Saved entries
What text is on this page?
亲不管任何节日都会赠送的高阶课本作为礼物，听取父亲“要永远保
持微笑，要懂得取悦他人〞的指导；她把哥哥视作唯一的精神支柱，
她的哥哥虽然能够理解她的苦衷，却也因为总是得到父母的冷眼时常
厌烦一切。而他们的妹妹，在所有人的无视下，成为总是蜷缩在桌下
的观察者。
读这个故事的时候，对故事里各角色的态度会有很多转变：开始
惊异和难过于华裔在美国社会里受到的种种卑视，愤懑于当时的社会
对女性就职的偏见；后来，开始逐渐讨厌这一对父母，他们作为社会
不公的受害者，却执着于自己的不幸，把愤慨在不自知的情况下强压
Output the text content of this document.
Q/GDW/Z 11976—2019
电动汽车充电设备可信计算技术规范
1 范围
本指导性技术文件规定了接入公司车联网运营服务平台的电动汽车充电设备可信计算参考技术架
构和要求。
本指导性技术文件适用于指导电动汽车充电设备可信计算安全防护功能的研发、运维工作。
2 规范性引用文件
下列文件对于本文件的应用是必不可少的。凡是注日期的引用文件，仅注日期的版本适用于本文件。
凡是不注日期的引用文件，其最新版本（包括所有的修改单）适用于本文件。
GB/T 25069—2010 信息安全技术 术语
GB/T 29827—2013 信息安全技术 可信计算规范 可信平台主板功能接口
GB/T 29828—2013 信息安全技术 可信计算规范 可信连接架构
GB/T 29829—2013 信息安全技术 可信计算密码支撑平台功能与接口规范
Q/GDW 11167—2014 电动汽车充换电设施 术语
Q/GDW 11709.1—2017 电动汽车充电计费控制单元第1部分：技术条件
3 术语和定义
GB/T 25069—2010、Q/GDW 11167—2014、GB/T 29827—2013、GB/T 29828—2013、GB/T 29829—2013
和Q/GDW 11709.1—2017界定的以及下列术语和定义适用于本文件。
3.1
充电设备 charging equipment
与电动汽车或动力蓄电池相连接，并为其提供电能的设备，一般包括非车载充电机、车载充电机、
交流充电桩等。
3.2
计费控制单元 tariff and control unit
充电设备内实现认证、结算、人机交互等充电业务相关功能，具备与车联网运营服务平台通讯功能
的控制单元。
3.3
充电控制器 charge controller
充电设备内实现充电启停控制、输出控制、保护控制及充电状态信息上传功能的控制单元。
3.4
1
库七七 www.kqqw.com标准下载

** What you should do **
Set down exactly what runs from the line with "Output the text content of this document." to the last line of the data above, including both of those lines and no others.

** Exercise answer **
Output the text content of this document.
Q/GDW/Z 11976—2019
电动汽车充电设备可信计算技术规范
1 范围
本指导性技术文件规定了接入公司车联网运营服务平台的电动汽车充电设备可信计算参考技术架
构和要求。
本指导性技术文件适用于指导电动汽车充电设备可信计算安全防护功能的研发、运维工作。
2 规范性引用文件
下列文件对于本文件的应用是必不可少的。凡是注日期的引用文件，仅注日期的版本适用于本文件。
凡是不注日期的引用文件，其最新版本（包括所有的修改单）适用于本文件。
GB/T 25069—2010 信息安全技术 术语
GB/T 29827—2013 信息安全技术 可信计算规范 可信平台主板功能接口
GB/T 29828—2013 信息安全技术 可信计算规范 可信连接架构
GB/T 29829—2013 信息安全技术 可信计算密码支撑平台功能与接口规范
Q/GDW 11167—2014 电动汽车充换电设施 术语
Q/GDW 11709.1—2017 电动汽车充电计费控制单元第1部分：技术条件
3 术语和定义
GB/T 25069—2010、Q/GDW 11167—2014、GB/T 29827—2013、GB/T 29828—2013、GB/T 29829—2013
和Q/GDW 11709.1—2017界定的以及下列术语和定义适用于本文件。
3.1
充电设备 charging equipment
与电动汽车或动力蓄电池相连接，并为其提供电能的设备，一般包括非车载充电机、车载充电机、
交流充电桩等。
3.2
计费控制单元 tariff and control unit
充电设备内实现认证、结算、人机交互等充电业务相关功能，具备与车联网运营服务平台通讯功能
的控制单元。
3.3
充电控制器 charge controller
充电设备内实现充电启停控制、输出控制、保护控制及充电状态信息上传功能的控制单元。
3.4
1
库七七 www.kqqw.com标准下载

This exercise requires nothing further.